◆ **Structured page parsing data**
★ ★ ★ ★ ★

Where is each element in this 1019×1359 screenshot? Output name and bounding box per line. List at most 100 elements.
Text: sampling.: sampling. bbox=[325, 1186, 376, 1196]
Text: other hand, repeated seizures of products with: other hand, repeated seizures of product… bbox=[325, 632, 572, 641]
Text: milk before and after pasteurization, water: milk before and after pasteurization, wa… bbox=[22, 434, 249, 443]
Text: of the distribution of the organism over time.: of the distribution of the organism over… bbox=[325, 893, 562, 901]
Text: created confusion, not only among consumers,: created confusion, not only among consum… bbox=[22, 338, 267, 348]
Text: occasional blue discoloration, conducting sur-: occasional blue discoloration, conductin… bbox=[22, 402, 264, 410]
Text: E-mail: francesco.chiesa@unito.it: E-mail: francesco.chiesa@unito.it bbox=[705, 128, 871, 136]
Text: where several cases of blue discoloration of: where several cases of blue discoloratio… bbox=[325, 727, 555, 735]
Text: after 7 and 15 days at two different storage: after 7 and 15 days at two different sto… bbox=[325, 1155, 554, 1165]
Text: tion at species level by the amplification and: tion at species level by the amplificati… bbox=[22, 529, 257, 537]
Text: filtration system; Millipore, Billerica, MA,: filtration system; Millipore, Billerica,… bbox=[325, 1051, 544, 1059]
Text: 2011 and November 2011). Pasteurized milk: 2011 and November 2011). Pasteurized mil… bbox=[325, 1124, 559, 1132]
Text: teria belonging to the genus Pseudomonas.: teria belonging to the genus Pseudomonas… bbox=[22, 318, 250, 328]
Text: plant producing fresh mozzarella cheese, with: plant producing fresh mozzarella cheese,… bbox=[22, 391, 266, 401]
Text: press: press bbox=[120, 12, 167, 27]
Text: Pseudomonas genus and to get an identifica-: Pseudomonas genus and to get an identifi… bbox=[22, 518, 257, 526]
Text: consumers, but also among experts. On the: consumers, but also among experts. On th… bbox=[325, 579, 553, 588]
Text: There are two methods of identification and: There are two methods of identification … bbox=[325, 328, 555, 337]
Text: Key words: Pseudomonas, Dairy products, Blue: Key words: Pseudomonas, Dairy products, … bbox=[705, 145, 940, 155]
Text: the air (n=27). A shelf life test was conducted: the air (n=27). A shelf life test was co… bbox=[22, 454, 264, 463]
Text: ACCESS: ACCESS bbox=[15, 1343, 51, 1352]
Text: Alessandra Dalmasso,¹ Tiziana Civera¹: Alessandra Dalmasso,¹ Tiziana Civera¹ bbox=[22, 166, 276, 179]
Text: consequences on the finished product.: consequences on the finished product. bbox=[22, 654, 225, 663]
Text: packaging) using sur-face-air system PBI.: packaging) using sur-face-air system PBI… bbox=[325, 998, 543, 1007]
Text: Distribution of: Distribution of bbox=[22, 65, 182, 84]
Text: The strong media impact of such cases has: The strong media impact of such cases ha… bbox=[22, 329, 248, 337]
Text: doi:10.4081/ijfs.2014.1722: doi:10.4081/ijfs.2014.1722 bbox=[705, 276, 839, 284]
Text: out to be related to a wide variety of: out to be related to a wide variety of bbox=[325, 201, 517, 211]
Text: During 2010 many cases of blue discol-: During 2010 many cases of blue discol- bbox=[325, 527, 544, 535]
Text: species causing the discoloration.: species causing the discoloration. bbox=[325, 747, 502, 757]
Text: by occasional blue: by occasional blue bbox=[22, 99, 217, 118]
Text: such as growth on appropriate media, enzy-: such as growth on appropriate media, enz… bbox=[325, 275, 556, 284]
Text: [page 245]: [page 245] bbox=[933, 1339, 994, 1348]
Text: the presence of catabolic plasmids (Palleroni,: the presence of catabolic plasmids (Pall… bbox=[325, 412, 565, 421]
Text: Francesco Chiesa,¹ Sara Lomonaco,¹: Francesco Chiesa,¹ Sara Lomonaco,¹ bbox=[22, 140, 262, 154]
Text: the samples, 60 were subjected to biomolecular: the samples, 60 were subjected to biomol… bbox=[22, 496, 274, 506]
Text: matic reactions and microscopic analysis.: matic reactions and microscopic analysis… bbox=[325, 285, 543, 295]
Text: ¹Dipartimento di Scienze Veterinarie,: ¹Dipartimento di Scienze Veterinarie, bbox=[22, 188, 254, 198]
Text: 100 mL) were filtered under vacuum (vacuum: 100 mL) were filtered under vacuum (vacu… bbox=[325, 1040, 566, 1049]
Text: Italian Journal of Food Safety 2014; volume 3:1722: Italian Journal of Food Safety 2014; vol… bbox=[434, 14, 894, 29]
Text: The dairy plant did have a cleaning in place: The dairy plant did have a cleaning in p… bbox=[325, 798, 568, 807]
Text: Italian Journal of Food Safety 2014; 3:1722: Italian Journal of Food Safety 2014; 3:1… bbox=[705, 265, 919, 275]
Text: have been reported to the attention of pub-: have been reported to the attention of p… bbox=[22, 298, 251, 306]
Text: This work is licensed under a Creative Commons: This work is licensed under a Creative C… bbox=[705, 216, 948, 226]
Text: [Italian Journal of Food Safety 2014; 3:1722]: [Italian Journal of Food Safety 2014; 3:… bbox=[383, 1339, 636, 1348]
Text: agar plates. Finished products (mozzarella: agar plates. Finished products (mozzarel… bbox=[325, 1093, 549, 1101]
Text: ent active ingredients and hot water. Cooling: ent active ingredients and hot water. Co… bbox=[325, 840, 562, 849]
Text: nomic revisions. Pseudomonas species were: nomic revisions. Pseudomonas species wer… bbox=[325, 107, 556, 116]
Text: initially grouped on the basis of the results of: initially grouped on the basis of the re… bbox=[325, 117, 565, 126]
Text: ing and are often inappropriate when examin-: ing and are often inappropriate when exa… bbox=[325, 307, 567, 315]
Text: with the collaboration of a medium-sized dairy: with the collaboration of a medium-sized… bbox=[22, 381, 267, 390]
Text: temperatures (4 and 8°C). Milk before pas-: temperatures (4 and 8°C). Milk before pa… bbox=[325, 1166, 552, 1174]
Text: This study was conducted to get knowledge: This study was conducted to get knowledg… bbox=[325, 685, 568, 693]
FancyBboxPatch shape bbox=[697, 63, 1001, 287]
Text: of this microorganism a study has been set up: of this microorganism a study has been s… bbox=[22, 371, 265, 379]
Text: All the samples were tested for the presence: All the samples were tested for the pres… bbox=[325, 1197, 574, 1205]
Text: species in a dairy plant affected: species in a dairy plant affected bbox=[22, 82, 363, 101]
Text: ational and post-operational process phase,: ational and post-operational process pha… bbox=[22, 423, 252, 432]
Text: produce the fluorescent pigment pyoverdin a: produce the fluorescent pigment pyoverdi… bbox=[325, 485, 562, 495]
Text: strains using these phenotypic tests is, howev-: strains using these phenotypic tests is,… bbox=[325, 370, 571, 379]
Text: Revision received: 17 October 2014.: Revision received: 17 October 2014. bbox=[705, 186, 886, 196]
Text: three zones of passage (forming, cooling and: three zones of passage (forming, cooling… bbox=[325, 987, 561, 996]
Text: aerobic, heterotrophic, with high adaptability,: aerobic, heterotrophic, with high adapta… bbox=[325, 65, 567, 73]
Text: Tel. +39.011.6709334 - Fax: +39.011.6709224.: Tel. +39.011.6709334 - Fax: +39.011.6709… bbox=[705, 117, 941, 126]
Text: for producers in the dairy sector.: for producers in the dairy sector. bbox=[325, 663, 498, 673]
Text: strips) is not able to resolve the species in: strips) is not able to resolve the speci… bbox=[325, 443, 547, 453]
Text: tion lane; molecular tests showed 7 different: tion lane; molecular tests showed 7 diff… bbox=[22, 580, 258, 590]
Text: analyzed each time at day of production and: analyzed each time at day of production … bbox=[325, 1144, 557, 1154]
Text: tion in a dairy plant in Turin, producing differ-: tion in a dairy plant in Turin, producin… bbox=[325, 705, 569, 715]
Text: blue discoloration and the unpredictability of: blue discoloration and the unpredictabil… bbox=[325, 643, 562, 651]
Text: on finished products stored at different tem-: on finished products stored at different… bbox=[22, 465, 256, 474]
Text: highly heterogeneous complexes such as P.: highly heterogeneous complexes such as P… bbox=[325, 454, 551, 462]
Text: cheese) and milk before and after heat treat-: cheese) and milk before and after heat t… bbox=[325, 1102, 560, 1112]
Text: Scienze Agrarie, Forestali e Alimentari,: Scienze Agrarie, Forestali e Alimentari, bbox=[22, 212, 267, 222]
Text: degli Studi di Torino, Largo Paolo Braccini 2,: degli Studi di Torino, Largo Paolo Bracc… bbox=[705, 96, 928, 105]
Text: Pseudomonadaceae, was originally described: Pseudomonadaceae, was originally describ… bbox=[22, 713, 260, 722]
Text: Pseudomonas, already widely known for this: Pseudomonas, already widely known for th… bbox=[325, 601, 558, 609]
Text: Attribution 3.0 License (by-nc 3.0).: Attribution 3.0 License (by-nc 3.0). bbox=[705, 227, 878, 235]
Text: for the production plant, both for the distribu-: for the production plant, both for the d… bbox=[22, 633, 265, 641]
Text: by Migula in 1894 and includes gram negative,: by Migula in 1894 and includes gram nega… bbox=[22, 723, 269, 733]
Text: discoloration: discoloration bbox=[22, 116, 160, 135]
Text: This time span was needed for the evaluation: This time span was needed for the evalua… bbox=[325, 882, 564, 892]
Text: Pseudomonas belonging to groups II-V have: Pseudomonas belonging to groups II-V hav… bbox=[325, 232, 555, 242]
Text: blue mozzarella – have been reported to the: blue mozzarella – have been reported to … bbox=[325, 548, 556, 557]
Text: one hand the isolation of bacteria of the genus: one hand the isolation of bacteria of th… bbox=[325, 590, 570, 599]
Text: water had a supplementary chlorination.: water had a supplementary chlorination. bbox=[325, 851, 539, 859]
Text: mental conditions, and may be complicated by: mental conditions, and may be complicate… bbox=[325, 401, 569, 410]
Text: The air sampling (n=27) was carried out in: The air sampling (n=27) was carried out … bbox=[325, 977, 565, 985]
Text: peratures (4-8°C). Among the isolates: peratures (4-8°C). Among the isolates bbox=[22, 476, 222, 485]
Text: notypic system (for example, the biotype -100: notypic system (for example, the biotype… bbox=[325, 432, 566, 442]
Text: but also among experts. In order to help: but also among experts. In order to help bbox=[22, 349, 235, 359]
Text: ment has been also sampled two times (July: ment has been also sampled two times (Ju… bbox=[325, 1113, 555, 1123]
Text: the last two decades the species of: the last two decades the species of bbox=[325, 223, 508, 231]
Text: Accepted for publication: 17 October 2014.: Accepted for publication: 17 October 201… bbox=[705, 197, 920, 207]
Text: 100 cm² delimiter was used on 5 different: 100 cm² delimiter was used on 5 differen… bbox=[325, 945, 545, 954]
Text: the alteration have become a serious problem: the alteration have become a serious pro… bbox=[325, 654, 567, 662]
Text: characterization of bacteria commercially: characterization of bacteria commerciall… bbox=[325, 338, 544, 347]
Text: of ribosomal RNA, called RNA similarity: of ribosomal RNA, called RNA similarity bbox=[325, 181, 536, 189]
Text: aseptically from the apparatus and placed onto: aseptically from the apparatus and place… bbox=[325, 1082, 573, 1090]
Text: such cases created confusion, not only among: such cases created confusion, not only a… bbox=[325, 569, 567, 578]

★ ★ ★ ★ ★

What is needed is each line of the entries that contains the word "Safety".

Text: Italian Journal of Food Safety 2014; volume 3:1722: Italian Journal of Food Safety 2014; vol… bbox=[434, 14, 894, 29]
Text: Italian Journal of Food Safety 2014; 3:1722: Italian Journal of Food Safety 2014; 3:1… bbox=[705, 265, 919, 275]
Text: [Italian Journal of Food Safety 2014; 3:1722]: [Italian Journal of Food Safety 2014; 3:… bbox=[383, 1339, 636, 1348]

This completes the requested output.